Data records:
################
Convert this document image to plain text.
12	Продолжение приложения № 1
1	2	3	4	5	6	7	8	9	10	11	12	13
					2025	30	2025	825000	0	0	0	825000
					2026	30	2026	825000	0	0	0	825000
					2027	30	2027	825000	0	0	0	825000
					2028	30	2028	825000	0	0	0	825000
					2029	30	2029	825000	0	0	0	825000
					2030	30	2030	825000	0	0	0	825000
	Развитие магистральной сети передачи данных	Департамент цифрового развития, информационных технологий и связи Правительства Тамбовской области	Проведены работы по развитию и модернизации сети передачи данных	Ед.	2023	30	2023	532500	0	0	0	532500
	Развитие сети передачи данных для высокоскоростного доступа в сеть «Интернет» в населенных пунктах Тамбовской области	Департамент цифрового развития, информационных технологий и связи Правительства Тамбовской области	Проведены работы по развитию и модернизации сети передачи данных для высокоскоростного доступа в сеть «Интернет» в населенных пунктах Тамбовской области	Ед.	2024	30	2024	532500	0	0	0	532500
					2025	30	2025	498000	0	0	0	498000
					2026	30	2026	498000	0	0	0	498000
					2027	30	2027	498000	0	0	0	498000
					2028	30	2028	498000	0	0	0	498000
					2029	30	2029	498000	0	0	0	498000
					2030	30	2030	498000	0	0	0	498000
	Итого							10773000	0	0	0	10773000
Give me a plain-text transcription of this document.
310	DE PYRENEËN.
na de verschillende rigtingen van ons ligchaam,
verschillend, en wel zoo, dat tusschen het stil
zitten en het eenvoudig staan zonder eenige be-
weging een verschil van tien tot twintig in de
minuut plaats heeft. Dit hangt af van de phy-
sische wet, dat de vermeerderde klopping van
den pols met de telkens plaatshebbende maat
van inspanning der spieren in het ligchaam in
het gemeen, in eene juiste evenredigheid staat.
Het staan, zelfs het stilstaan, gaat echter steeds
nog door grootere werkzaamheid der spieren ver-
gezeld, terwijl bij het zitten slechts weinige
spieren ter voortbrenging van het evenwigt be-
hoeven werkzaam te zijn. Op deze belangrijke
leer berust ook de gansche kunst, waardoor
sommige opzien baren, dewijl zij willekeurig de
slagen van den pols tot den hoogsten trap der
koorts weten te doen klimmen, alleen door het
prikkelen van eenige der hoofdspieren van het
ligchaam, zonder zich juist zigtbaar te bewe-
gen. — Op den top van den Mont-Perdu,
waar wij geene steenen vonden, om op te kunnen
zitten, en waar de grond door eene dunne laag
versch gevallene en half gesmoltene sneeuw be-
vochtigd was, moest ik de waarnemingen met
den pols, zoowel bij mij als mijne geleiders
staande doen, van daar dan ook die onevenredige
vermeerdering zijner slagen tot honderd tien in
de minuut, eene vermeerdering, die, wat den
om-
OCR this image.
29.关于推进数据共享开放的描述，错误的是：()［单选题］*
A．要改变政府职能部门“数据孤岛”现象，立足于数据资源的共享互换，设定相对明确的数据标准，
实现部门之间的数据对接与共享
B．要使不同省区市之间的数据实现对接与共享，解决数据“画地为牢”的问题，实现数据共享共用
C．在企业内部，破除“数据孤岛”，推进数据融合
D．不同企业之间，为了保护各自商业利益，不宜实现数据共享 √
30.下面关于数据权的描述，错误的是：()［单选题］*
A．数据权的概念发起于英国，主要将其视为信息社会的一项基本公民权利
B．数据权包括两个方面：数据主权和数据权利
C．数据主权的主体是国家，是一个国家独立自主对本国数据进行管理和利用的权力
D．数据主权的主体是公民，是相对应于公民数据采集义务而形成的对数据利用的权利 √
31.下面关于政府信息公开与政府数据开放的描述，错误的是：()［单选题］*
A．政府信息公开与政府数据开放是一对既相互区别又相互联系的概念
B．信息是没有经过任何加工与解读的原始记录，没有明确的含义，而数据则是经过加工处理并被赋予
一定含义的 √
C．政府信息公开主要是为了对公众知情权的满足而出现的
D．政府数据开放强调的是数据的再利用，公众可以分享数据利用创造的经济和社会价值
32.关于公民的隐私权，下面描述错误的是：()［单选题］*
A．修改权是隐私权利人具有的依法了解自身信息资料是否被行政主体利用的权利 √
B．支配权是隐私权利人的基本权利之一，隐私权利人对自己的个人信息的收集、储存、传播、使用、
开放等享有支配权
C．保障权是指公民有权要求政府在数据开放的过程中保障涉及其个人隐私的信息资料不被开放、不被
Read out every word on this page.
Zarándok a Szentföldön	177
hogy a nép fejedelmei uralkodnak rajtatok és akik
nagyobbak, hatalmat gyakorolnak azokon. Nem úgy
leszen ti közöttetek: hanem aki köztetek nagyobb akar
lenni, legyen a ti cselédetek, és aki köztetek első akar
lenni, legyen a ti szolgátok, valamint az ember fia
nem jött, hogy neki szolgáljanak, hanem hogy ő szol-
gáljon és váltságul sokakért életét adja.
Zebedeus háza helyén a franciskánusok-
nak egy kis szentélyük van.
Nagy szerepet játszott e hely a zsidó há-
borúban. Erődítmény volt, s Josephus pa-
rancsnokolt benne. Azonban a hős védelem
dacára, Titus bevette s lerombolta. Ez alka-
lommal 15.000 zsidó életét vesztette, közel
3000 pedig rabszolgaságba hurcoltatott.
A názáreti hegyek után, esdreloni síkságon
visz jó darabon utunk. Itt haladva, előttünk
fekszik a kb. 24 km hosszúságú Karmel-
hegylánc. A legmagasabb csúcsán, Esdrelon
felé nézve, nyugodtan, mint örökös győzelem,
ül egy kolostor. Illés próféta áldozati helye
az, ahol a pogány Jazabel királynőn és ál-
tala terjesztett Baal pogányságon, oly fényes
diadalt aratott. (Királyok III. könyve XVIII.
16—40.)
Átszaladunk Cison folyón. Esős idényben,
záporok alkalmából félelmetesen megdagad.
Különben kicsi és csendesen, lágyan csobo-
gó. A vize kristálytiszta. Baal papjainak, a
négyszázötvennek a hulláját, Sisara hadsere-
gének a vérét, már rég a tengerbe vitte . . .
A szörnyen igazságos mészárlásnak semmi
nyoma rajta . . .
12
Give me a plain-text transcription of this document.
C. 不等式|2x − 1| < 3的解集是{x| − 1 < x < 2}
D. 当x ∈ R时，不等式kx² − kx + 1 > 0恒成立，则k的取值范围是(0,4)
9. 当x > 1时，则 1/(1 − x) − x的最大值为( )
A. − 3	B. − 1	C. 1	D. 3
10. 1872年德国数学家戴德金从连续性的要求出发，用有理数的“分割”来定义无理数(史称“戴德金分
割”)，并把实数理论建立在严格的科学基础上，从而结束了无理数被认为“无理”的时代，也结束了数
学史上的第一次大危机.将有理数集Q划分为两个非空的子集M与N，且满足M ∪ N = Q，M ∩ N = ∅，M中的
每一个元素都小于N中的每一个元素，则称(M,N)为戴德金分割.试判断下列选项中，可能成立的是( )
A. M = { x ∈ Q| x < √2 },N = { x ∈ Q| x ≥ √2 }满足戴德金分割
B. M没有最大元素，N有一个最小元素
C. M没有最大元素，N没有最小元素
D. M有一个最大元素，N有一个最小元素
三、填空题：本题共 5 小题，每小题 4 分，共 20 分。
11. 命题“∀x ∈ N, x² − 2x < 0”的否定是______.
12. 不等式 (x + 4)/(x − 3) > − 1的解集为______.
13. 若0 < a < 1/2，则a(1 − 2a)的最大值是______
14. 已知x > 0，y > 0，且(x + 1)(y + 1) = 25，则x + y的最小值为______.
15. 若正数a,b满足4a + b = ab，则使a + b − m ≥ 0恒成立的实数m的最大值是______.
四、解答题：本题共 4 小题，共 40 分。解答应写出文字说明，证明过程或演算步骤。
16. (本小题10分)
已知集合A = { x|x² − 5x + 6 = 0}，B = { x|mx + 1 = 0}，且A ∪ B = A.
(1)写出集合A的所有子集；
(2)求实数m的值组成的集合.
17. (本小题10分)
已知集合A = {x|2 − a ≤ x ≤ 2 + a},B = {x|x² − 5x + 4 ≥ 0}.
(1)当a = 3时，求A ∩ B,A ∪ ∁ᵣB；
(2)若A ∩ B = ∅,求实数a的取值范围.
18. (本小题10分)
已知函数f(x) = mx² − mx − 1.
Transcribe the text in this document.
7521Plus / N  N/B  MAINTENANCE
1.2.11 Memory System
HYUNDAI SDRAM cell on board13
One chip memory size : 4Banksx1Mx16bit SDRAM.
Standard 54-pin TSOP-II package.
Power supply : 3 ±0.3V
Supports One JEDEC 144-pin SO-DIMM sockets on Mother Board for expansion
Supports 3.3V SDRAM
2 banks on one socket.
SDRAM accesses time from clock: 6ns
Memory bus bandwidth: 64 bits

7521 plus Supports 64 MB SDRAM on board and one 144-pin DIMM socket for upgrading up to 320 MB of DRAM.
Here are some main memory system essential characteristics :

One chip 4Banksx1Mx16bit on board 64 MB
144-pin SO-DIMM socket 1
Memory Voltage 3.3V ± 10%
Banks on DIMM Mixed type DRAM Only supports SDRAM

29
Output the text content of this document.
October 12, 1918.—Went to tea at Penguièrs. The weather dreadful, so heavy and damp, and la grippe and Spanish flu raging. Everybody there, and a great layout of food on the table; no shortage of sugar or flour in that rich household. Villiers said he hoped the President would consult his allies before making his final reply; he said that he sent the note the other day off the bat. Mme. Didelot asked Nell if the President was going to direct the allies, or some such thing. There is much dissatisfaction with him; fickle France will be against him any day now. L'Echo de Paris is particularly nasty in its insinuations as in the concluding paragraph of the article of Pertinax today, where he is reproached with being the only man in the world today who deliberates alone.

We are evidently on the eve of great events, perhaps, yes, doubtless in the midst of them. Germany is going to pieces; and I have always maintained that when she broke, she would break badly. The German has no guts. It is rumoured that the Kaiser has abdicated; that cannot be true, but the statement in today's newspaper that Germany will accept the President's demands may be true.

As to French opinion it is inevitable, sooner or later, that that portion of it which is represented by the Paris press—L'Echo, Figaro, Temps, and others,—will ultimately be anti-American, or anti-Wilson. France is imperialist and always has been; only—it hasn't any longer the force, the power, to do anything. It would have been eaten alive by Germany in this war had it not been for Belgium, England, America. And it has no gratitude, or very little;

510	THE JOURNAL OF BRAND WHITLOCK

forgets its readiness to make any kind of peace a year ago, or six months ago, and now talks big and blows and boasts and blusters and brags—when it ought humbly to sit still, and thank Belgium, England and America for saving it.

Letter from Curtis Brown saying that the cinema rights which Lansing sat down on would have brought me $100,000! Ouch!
################
> **SHORT EXERCISE**: Say how many lines of the data include the word "tien". Nothing other than the number should be given.

> **THE RESPONSE**: 2